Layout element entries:
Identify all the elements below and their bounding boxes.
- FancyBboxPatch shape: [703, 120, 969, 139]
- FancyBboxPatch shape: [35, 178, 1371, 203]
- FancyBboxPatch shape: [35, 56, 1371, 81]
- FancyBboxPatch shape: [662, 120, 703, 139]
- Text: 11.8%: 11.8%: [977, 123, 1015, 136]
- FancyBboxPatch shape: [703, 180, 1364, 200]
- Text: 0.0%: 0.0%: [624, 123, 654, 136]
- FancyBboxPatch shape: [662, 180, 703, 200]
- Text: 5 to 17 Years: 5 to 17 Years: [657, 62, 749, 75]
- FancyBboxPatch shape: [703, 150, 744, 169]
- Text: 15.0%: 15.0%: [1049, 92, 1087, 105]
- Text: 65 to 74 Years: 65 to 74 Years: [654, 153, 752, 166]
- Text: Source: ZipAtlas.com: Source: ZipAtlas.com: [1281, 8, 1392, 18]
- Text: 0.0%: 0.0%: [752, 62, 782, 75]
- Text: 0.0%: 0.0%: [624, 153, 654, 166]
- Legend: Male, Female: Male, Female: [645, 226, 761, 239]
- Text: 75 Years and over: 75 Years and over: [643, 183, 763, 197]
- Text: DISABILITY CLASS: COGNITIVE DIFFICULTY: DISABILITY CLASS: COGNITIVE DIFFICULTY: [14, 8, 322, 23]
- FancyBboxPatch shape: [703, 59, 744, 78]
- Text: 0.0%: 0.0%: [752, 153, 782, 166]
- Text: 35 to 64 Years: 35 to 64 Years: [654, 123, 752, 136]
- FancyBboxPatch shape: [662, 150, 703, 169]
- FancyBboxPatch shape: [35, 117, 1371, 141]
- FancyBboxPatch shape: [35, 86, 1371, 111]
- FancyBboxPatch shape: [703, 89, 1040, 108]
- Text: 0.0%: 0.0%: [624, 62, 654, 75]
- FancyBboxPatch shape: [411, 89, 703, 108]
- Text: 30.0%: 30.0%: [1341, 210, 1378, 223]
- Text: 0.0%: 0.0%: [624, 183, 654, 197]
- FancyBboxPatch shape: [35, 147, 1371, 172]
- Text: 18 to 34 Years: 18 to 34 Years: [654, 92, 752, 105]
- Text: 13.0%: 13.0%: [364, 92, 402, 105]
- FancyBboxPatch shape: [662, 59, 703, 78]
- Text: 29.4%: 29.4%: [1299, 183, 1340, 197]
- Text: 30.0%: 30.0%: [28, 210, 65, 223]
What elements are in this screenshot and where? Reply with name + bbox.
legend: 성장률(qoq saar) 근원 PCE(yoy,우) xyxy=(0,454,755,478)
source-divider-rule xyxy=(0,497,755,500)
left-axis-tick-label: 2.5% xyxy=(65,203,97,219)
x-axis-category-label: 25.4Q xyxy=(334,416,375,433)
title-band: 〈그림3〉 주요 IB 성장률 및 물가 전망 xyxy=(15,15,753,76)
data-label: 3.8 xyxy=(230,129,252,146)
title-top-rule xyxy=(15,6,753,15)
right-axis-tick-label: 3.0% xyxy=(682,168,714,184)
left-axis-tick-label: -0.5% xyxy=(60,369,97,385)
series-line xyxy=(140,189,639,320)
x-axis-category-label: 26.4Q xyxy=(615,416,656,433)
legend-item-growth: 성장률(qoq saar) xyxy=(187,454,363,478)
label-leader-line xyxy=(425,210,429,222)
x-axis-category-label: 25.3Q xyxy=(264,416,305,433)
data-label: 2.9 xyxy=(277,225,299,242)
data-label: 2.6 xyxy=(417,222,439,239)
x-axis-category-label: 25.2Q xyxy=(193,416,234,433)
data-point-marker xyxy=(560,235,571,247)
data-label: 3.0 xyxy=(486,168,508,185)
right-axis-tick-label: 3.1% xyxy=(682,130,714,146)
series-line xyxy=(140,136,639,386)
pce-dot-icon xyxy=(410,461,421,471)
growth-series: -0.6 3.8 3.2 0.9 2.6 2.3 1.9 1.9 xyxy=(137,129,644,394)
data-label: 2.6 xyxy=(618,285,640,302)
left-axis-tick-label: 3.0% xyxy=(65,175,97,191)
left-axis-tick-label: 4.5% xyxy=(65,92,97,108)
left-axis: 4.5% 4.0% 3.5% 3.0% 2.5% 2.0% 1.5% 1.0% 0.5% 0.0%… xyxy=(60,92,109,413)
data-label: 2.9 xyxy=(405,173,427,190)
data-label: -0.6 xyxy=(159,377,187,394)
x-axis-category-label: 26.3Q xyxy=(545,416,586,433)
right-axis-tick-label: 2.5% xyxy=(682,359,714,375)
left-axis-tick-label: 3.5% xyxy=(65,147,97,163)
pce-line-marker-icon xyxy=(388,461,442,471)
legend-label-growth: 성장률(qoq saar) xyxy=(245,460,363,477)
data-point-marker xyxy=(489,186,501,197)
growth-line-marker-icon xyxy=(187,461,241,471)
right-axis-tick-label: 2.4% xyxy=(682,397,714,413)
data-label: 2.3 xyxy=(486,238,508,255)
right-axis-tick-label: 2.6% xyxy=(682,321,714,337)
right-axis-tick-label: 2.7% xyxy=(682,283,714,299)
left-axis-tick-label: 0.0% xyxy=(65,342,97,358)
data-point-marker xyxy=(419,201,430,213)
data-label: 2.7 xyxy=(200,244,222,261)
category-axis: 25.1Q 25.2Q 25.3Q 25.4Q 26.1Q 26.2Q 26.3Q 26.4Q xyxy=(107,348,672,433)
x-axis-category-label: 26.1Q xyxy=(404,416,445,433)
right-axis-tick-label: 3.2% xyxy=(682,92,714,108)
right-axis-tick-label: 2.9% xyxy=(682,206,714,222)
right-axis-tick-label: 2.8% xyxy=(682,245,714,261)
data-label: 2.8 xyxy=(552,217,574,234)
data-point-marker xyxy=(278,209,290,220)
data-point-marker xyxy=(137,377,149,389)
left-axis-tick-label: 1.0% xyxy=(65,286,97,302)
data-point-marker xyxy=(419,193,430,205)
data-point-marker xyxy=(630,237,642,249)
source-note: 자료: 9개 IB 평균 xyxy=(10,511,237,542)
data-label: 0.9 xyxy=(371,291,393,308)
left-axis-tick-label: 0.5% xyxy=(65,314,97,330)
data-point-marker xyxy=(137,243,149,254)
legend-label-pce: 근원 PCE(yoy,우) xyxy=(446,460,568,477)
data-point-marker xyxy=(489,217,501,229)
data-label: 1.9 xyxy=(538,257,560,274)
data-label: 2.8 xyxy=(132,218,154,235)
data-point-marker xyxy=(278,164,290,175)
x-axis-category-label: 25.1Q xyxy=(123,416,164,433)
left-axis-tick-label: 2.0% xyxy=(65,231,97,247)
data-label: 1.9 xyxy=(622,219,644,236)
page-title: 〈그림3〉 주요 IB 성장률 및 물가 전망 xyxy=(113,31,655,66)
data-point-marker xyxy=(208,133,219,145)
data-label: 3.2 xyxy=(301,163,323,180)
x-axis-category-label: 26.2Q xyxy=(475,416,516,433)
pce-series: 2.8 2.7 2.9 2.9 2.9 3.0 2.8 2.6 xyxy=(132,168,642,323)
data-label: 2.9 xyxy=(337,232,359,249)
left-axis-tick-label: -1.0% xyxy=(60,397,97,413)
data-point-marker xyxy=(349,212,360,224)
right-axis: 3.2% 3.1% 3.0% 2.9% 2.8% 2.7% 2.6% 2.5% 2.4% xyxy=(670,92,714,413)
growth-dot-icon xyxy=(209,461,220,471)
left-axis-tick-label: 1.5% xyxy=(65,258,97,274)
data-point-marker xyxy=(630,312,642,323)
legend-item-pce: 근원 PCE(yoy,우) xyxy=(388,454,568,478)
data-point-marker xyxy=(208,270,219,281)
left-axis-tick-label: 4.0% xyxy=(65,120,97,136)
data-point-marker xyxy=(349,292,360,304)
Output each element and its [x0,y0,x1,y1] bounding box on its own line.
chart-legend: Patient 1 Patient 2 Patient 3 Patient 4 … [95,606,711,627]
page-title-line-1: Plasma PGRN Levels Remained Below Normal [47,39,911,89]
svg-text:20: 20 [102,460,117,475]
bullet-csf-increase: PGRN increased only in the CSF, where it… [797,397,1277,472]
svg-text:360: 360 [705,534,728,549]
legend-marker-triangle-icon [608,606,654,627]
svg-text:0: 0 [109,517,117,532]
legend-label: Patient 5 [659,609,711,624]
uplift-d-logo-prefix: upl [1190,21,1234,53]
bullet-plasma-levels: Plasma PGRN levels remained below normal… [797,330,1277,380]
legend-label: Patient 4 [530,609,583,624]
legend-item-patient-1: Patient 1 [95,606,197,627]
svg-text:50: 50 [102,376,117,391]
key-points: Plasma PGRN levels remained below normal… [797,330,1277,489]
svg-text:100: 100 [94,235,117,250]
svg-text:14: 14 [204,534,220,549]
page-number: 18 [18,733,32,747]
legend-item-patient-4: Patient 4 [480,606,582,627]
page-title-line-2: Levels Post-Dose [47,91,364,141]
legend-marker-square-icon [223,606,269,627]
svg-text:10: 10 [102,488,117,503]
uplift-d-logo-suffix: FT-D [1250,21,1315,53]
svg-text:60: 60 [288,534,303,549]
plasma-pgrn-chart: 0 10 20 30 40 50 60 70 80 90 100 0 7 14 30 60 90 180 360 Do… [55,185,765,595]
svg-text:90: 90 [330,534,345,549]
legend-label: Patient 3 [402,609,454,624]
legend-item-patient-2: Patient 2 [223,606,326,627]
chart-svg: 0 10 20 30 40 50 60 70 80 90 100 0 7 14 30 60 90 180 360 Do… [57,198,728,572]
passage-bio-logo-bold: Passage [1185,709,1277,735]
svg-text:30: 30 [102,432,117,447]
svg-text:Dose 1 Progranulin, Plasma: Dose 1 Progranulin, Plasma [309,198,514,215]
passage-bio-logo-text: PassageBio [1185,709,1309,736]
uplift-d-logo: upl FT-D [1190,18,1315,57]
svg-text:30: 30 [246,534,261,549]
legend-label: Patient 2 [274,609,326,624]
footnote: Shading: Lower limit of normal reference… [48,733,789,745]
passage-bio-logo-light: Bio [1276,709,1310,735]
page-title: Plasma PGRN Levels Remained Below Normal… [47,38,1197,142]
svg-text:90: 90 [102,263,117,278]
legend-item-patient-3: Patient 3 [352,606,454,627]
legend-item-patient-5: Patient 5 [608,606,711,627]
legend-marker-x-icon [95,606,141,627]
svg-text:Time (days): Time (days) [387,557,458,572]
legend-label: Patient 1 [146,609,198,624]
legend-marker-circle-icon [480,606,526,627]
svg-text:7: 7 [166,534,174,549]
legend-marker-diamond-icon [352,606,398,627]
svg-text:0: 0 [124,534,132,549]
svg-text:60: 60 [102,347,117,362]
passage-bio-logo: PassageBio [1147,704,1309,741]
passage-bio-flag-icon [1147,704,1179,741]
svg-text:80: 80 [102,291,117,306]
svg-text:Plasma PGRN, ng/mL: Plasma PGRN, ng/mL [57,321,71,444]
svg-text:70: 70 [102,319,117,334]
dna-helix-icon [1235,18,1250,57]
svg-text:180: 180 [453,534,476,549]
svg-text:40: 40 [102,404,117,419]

• _Given request_
From the data above, pull out every line that contains the string "page", matching case exactly, and copy those lines.

• _Answer for the task_
page-title: 〈그림3〉 주요 IB 성장률 및 물가 전망 xyxy=(113,31,655,66)
page-title-line-1: Plasma PGRN Levels Remained Below Normal [47,39,911,89]
page-number: 18 [18,733,32,747]
page-title-line-2: Levels Post-Dose [47,91,364,141]
page-title: Plasma PGRN Levels Remained Below Normal… [47,38,1197,142]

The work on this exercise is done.